Source extract →
Sayaka: The father of 『小倉百人一首(Ogura hyakunin Isshu = a hundred TANKA poems by a hundred different poets)』?

Jaugo: Yes… it’s nothing new for you, to come to think of it, but I’d like to see your reaction all the same… here goes: 《あけばまたあきのなかばもすぎぬべし かたぶくつきのをしきのみかは:akeba mata aki no nakaba mo suginu beshi katabuku tsuki no oshiki nomi kawa?》『新勅撰集(Shin-chokusen-shuu… not one of 八代集:hachidaishuu = eight great Imperial TANKA anthologies)』秋(Autumn) No.261 明けば(at dawn tomorrow)又(it will also mean)秋の半ばも過ぎぬべし(half of this Autumn will already have been gone)傾く月の惜しきのみかは(is it only the sinking moon that we should miss tonight?) ・・・Well, tell me your impression of this TANKA, Sayaka-san?

Sayaka: Um… deja vu?

Jaugo: Quite a happy expression! That’s it, it’s deja vu, what we’ve already seen and known too well… this Autumnal TANKA of Teika is a carbon copy of this Springtime nostalgia poem we’ve been talking about.

Raw data →
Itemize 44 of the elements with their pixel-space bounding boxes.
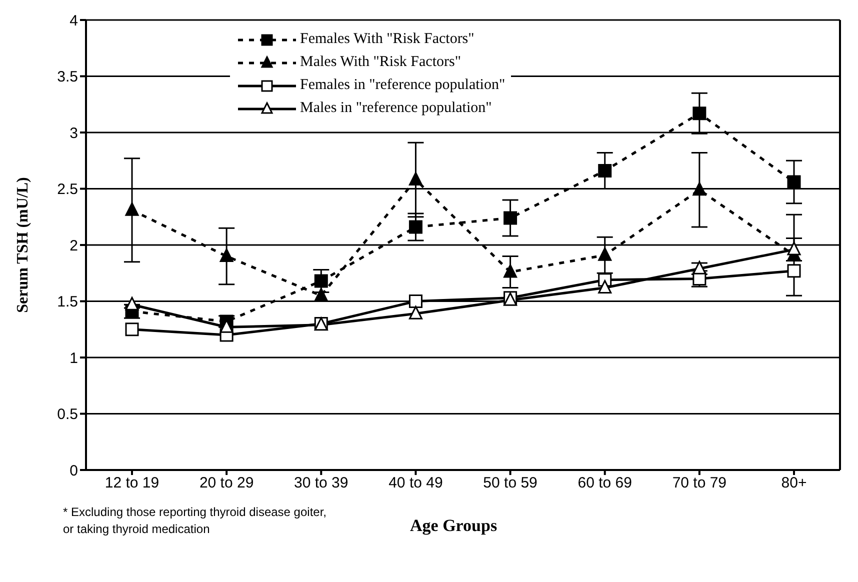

Given request 1 → In the tanka dialogue, which anthology and section is the autumn poem No. 261 taken from?
Given request 2 → Write the next few exchanges of the tanka dialogue, starting after its last line.

Written answer 1 → The Shin-chokusen-shuu (新勅撰集), in its Autumn section.

Written answer 2 →
Sayaka: The only difference is the season. Teika must have known the Springtime poem in question and rearranged it to sound appropriate for Autumn, I think.

Jaugo: You took the words right out of my mouth. Although there is no factual proof, in view of Teika’s unparalleled knowledge of TANKA poetry old and new, it is improbable that he should have been ignorant of this impressive poem of Springtime nostalgia.

Sayaka: So… it’s another “beaten-path”?

Jaugo: In a way, yes. How do you feel about this “rebroadcast”?

Sayaka: Uh… if the feeling is real and fresh for Teika himself, it doesn’t matter if the words and expressions, even sentiments, are not his original inventions but borrowed from someone else.

Jaugo: Do you feel Teika’s “true feelings” in this poem? Does he really sorely miss the passage of Autumn and lament it as keenly as this Springtime poem?

Sayaka: (…) Can I be honest?

Jaugo: Be as honest as you can ― that’s the way I like you best.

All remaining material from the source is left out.